* _Information shown_:
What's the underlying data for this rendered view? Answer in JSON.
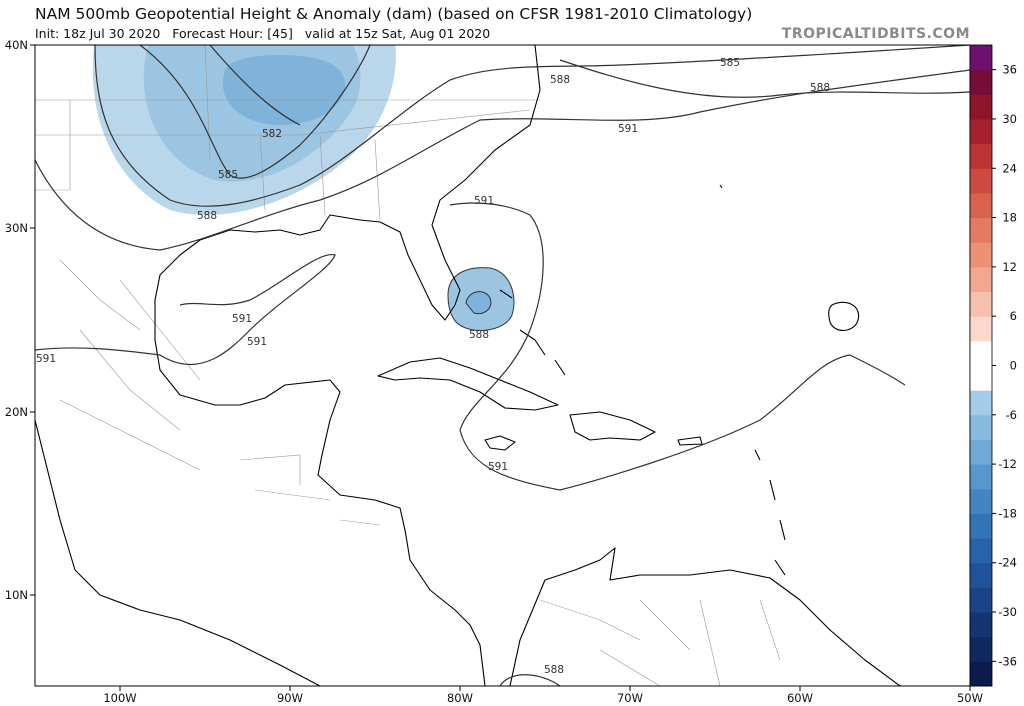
{
  "header": {
    "title": "NAM 500mb Geopotential Height & Anomaly (dam) (based on CFSR 1981-2010 Climatology)",
    "subtitle": "Init: 18z Jul 30 2020   Forecast Hour: [45]   valid at 15z Sat, Aug 01 2020",
    "credit": "TROPICALTIDBITS.COM"
  },
  "map": {
    "lat_labels": [
      "40N",
      "30N",
      "20N",
      "10N"
    ],
    "lon_labels": [
      "100W",
      "90W",
      "80W",
      "70W",
      "60W",
      "50W"
    ],
    "contour_labels": [
      "585",
      "588",
      "591",
      "588",
      "582",
      "585",
      "588",
      "591",
      "591",
      "591",
      "591",
      "588",
      "591",
      "588"
    ]
  },
  "colorbar": {
    "range": [
      -39,
      39
    ],
    "ticks": [
      36,
      30,
      24,
      18,
      12,
      6,
      0,
      -6,
      -12,
      -18,
      -24,
      -30,
      -36
    ],
    "colors": [
      "#0b1b4d",
      "#10275f",
      "#143474",
      "#1a4388",
      "#20529b",
      "#2862a9",
      "#3374b6",
      "#4485c1",
      "#5897cb",
      "#70a9d5",
      "#89badf",
      "#a4cbe7",
      "#ffffff",
      "#ffffff",
      "#fbd7cc",
      "#f7c0ae",
      "#f2a890",
      "#ec9176",
      "#e47a61",
      "#d9624f",
      "#cc4a41",
      "#bb3436",
      "#a5212f",
      "#8d1429",
      "#760c3a",
      "#6f0f6e"
    ]
  }
}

* _Request_: Would you mind returning each entry above word for word, skipping the images?

* _Worked solution_:
What's the underlying data for this rendered view? Answer in JSON.
{
  "header": {
    "title": "NAM 500mb Geopotential Height & Anomaly (dam) (based on CFSR 1981-2010 Climatology)",
    "subtitle": "Init: 18z Jul 30 2020   Forecast Hour: [45]   valid at 15z Sat, Aug 01 2020",
    "credit": "TROPICALTIDBITS.COM"
  },
  "map": {
    "lat_labels": [
      "40N",
      "30N",
      "20N",
      "10N"
    ],
    "lon_labels": [
      "100W",
      "90W",
      "80W",
      "70W",
      "60W",
      "50W"
    ],
    "contour_labels": [
      "585",
      "588",
      "591",
      "588",
      "582",
      "585",
      "588",
      "591",
      "591",
      "591",
      "591",
      "588",
      "591",
      "588"
    ]
  },
  "colorbar": {
    "range": [
      -39,
      39
    ],
    "ticks": [
      36,
      30,
      24,
      18,
      12,
      6,
      0,
      -6,
      -12,
      -18,
      -24,
      -30,
      -36
    ],
    "colors": [
      "#0b1b4d",
      "#10275f",
      "#143474",
      "#1a4388",
      "#20529b",
      "#2862a9",
      "#3374b6",
      "#4485c1",
      "#5897cb",
      "#70a9d5",
      "#89badf",
      "#a4cbe7",
      "#ffffff",
      "#ffffff",
      "#fbd7cc",
      "#f7c0ae",
      "#f2a890",
      "#ec9176",
      "#e47a61",
      "#d9624f",
      "#cc4a41",
      "#bb3436",
      "#a5212f",
      "#8d1429",
      "#760c3a",
      "#6f0f6e"
    ]
  }
}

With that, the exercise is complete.